Given exercise: In your copy, leave out the pictures and repeat the entries below exactly.

(Stored data)
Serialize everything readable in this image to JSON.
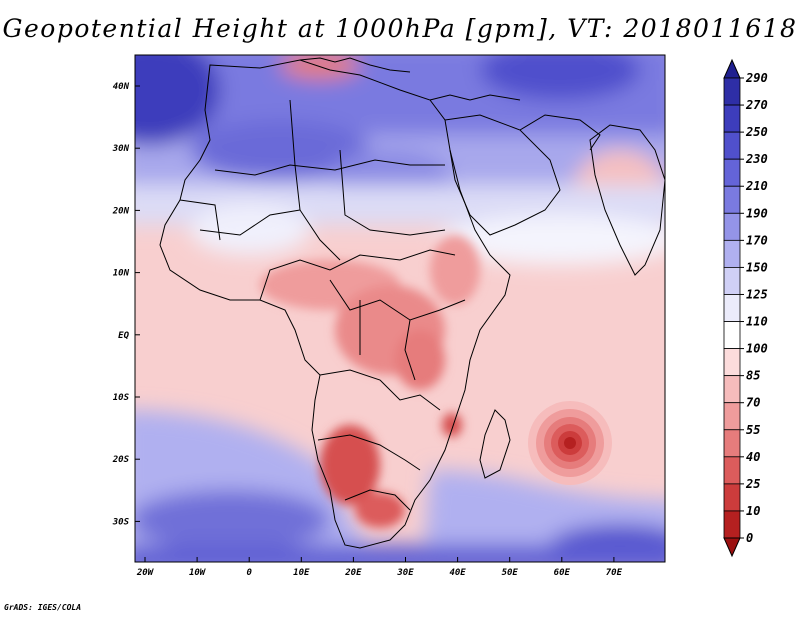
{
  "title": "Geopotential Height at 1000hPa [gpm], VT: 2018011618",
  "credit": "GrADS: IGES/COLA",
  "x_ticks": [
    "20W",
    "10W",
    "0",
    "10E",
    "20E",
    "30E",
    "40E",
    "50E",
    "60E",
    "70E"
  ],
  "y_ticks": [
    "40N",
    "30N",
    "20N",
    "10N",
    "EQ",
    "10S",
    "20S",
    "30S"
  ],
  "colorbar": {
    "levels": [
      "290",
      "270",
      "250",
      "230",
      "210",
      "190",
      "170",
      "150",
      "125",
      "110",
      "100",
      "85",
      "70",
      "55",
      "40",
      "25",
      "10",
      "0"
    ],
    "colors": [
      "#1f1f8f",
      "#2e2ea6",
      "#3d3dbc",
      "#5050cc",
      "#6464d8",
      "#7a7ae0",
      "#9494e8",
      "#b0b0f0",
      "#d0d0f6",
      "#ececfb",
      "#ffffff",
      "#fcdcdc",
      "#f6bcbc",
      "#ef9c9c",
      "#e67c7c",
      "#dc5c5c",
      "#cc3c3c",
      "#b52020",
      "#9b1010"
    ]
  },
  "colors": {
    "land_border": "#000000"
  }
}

Answer below:
Serialize everything readable in this image to JSON.
{
  "title": "Geopotential Height at 1000hPa [gpm], VT: 2018011618",
  "credit": "GrADS: IGES/COLA",
  "x_ticks": [
    "20W",
    "10W",
    "0",
    "10E",
    "20E",
    "30E",
    "40E",
    "50E",
    "60E",
    "70E"
  ],
  "y_ticks": [
    "40N",
    "30N",
    "20N",
    "10N",
    "EQ",
    "10S",
    "20S",
    "30S"
  ],
  "colorbar": {
    "levels": [
      "290",
      "270",
      "250",
      "230",
      "210",
      "190",
      "170",
      "150",
      "125",
      "110",
      "100",
      "85",
      "70",
      "55",
      "40",
      "25",
      "10",
      "0"
    ],
    "colors": [
      "#1f1f8f",
      "#2e2ea6",
      "#3d3dbc",
      "#5050cc",
      "#6464d8",
      "#7a7ae0",
      "#9494e8",
      "#b0b0f0",
      "#d0d0f6",
      "#ececfb",
      "#ffffff",
      "#fcdcdc",
      "#f6bcbc",
      "#ef9c9c",
      "#e67c7c",
      "#dc5c5c",
      "#cc3c3c",
      "#b52020",
      "#9b1010"
    ]
  },
  "colors": {
    "land_border": "#000000"
  }
}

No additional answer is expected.